** BEGIN Source material **
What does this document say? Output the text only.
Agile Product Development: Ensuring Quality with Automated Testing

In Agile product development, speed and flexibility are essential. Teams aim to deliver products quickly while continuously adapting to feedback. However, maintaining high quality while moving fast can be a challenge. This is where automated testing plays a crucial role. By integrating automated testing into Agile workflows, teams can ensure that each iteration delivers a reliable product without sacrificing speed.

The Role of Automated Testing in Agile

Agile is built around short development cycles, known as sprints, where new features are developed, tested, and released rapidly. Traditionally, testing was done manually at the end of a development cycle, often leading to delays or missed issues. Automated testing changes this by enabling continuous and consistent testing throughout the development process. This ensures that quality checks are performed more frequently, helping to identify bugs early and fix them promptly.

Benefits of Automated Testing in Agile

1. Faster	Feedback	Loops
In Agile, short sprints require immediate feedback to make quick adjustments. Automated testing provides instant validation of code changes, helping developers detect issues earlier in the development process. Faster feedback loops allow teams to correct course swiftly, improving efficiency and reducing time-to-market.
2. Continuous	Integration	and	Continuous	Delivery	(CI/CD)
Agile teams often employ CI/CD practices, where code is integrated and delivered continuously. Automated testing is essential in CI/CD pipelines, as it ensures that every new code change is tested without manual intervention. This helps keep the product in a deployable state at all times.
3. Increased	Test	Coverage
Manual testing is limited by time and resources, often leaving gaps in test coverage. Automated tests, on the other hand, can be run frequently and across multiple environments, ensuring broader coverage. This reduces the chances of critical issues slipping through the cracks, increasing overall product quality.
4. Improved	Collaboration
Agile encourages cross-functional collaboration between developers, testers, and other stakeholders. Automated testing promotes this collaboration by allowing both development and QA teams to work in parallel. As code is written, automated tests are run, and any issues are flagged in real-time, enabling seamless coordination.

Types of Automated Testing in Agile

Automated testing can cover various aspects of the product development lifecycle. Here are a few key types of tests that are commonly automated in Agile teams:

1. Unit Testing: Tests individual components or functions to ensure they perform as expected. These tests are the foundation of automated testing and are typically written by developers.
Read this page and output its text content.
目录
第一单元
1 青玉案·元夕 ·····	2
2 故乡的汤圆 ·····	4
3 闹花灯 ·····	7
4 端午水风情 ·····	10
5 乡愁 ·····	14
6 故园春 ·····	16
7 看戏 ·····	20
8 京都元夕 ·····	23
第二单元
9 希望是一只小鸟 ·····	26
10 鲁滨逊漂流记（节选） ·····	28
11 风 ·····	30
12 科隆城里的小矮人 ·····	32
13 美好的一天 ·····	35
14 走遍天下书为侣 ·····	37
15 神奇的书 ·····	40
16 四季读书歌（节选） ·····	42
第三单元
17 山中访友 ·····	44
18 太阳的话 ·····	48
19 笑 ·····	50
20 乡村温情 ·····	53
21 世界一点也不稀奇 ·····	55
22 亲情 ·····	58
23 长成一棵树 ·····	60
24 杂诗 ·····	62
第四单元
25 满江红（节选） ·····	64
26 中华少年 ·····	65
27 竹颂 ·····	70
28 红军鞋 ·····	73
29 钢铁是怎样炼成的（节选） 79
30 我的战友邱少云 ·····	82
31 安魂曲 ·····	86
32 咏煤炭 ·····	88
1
** END Source material **
■ **Stated goal**
Repeat the material above in full, quoting it exactly.

■ **Response to the exercise**
What does this document say? Output the text only.
Agile Product Development: Ensuring Quality with Automated Testing

In Agile product development, speed and flexibility are essential. Teams aim to deliver products quickly while continuously adapting to feedback. However, maintaining high quality while moving fast can be a challenge. This is where automated testing plays a crucial role. By integrating automated testing into Agile workflows, teams can ensure that each iteration delivers a reliable product without sacrificing speed.

The Role of Automated Testing in Agile

Agile is built around short development cycles, known as sprints, where new features are developed, tested, and released rapidly. Traditionally, testing was done manually at the end of a development cycle, often leading to delays or missed issues. Automated testing changes this by enabling continuous and consistent testing throughout the development process. This ensures that quality checks are performed more frequently, helping to identify bugs early and fix them promptly.

Benefits of Automated Testing in Agile

1. Faster	Feedback	Loops
In Agile, short sprints require immediate feedback to make quick adjustments. Automated testing provides instant validation of code changes, helping developers detect issues earlier in the development process. Faster feedback loops allow teams to correct course swiftly, improving efficiency and reducing time-to-market.
2. Continuous	Integration	and	Continuous	Delivery	(CI/CD)
Agile teams often employ CI/CD practices, where code is integrated and delivered continuously. Automated testing is essential in CI/CD pipelines, as it ensures that every new code change is tested without manual intervention. This helps keep the product in a deployable state at all times.
3. Increased	Test	Coverage
Manual testing is limited by time and resources, often leaving gaps in test coverage. Automated tests, on the other hand, can be run frequently and across multiple environments, ensuring broader coverage. This reduces the chances of critical issues slipping through the cracks, increasing overall product quality.
4. Improved	Collaboration
Agile encourages cross-functional collaboration between developers, testers, and other stakeholders. Automated testing promotes this collaboration by allowing both development and QA teams to work in parallel. As code is written, automated tests are run, and any issues are flagged in real-time, enabling seamless coordination.

Types of Automated Testing in Agile

Automated testing can cover various aspects of the product development lifecycle. Here are a few key types of tests that are commonly automated in Agile teams:

1. Unit Testing: Tests individual components or functions to ensure they perform as expected. These tests are the foundation of automated testing and are typically written by developers.
Read this page and output its text content.
目录
第一单元
1 青玉案·元夕 ·····	2
2 故乡的汤圆 ·····	4
3 闹花灯 ·····	7
4 端午水风情 ·····	10
5 乡愁 ·····	14
6 故园春 ·····	16
7 看戏 ·····	20
8 京都元夕 ·····	23
第二单元
9 希望是一只小鸟 ·····	26
10 鲁滨逊漂流记（节选） ·····	28
11 风 ·····	30
12 科隆城里的小矮人 ·····	32
13 美好的一天 ·····	35
14 走遍天下书为侣 ·····	37
15 神奇的书 ·····	40
16 四季读书歌（节选） ·····	42
第三单元
17 山中访友 ·····	44
18 太阳的话 ·····	48
19 笑 ·····	50
20 乡村温情 ·····	53
21 世界一点也不稀奇 ·····	55
22 亲情 ·····	58
23 长成一棵树 ·····	60
24 杂诗 ·····	62
第四单元
25 满江红（节选） ·····	64
26 中华少年 ·····	65
27 竹颂 ·····	70
28 红军鞋 ·····	73
29 钢铁是怎样炼成的（节选） 79
30 我的战友邱少云 ·····	82
31 安魂曲 ·····	86
32 咏煤炭 ·····	88
1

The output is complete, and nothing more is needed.